Collected data:
-- Begin --

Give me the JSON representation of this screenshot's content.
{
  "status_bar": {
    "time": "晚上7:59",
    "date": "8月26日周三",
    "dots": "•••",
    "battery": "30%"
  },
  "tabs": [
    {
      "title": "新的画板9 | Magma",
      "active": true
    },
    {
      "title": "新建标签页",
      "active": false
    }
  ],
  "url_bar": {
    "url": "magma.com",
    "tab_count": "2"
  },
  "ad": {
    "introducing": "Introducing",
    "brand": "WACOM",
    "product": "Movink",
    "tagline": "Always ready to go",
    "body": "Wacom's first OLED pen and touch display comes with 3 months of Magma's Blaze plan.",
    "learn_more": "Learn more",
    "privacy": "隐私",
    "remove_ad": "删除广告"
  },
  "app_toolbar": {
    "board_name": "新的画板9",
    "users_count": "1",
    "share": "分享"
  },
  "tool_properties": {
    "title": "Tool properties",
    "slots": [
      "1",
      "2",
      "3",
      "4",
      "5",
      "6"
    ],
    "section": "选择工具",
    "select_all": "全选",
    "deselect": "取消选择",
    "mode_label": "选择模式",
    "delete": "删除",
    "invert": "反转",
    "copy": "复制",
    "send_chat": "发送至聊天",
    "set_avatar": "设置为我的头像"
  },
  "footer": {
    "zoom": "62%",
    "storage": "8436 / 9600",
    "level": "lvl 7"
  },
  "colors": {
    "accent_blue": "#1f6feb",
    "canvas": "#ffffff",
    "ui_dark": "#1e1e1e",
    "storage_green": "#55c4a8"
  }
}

-- End --

_Aim of the task_
Quote every line of the data, word for word.

_Written solution_
Give me the JSON representation of this screenshot's content.
{
  "status_bar": {
    "time": "晚上7:59",
    "date": "8月26日周三",
    "dots": "•••",
    "battery": "30%"
  },
  "tabs": [
    {
      "title": "新的画板9 | Magma",
      "active": true
    },
    {
      "title": "新建标签页",
      "active": false
    }
  ],
  "url_bar": {
    "url": "magma.com",
    "tab_count": "2"
  },
  "ad": {
    "introducing": "Introducing",
    "brand": "WACOM",
    "product": "Movink",
    "tagline": "Always ready to go",
    "body": "Wacom's first OLED pen and touch display comes with 3 months of Magma's Blaze plan.",
    "learn_more": "Learn more",
    "privacy": "隐私",
    "remove_ad": "删除广告"
  },
  "app_toolbar": {
    "board_name": "新的画板9",
    "users_count": "1",
    "share": "分享"
  },
  "tool_properties": {
    "title": "Tool properties",
    "slots": [
      "1",
      "2",
      "3",
      "4",
      "5",
      "6"
    ],
    "section": "选择工具",
    "select_all": "全选",
    "deselect": "取消选择",
    "mode_label": "选择模式",
    "delete": "删除",
    "invert": "反转",
    "copy": "复制",
    "send_chat": "发送至聊天",
    "set_avatar": "设置为我的头像"
  },
  "footer": {
    "zoom": "62%",
    "storage": "8436 / 9600",
    "level": "lvl 7"
  },
  "colors": {
    "accent_blue": "#1f6feb",
    "canvas": "#ffffff",
    "ui_dark": "#1e1e1e",
    "storage_green": "#55c4a8"
  }
}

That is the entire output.